| Exercise requirements |
Wherever the string "Agon" appears, copy the whole line.

| Data supplied |

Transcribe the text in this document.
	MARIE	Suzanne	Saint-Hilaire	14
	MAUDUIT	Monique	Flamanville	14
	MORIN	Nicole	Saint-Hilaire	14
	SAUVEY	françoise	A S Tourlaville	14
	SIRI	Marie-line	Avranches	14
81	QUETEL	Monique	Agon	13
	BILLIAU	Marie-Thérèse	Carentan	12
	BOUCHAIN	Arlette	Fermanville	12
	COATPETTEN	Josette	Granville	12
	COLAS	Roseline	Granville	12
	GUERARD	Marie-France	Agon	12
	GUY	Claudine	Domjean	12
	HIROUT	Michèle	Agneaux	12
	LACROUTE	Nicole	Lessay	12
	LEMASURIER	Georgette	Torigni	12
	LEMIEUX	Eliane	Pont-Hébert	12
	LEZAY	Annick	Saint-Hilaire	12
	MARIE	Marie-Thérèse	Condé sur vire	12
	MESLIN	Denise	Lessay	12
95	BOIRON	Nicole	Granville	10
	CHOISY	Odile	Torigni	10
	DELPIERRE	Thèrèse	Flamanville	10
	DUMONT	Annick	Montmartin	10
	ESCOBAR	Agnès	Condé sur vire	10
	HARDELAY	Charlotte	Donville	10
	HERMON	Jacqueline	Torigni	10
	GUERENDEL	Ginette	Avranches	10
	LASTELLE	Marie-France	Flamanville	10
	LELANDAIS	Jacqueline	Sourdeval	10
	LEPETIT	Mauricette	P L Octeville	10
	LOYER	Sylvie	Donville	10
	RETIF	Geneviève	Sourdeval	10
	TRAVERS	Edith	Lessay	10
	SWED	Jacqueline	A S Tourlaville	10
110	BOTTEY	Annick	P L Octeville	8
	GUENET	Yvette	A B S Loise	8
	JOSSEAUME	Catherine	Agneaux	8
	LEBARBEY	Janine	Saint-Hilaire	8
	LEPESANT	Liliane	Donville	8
* * *
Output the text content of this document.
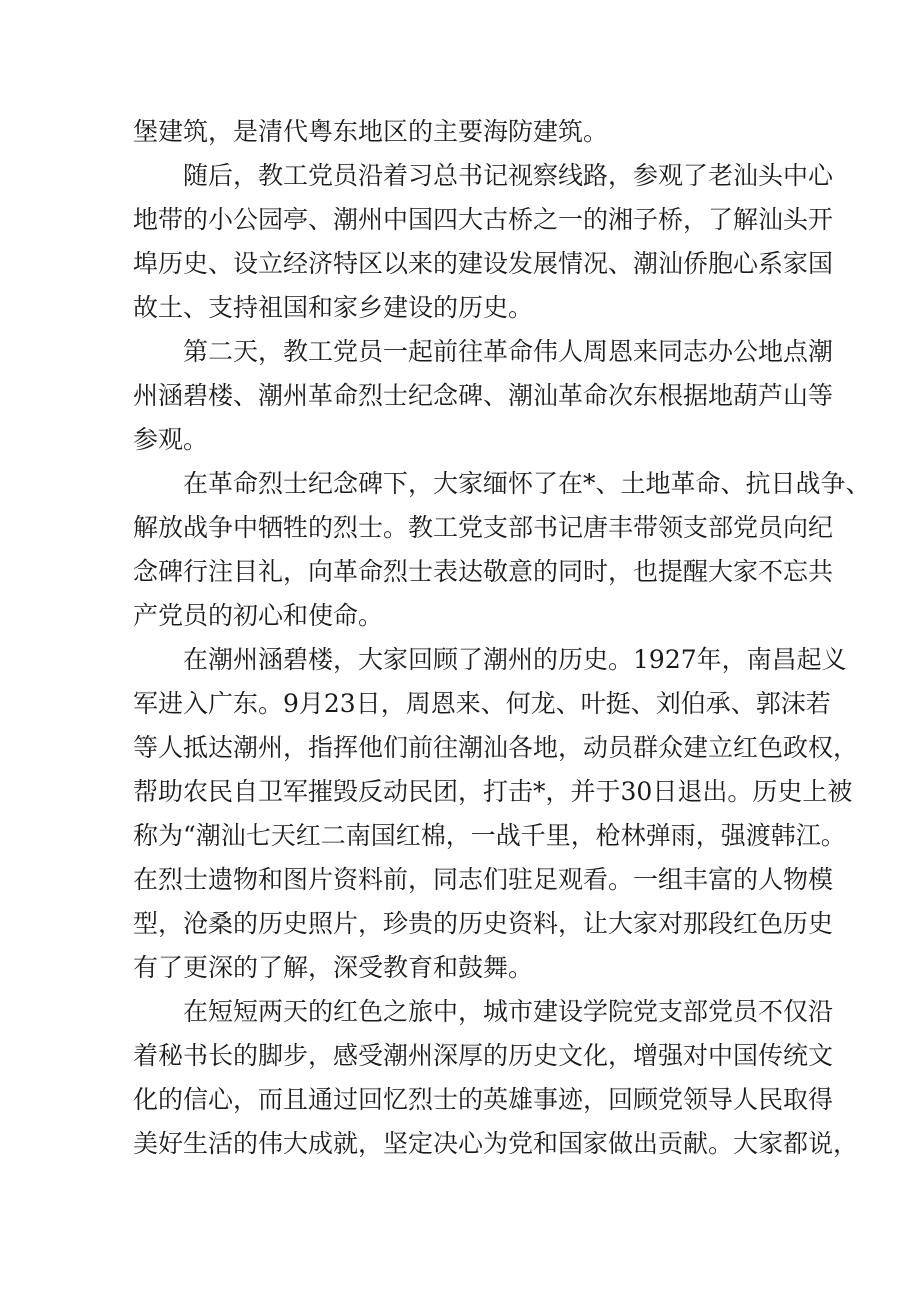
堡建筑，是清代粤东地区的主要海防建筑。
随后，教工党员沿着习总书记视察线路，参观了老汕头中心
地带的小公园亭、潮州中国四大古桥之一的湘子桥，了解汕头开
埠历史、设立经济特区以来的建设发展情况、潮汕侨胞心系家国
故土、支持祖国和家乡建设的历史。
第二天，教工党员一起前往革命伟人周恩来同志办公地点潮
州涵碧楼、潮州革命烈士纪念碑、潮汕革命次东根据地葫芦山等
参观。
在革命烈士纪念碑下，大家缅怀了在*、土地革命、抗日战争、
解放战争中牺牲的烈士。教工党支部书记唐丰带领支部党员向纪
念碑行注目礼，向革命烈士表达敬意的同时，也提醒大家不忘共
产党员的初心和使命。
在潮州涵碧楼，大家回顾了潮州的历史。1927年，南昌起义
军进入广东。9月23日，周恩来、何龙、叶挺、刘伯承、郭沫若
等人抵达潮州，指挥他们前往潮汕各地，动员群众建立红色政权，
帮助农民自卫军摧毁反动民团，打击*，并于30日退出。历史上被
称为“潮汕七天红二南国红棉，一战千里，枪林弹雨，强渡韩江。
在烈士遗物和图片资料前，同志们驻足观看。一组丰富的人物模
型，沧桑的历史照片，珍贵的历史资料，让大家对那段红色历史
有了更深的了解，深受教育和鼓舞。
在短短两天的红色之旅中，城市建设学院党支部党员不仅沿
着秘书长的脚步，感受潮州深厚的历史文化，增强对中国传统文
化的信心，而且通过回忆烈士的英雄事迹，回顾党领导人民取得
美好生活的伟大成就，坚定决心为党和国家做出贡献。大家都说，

| Output of the task |
81	QUETEL	Monique	Agon	13
	GUERARD	Marie-France	Agon	12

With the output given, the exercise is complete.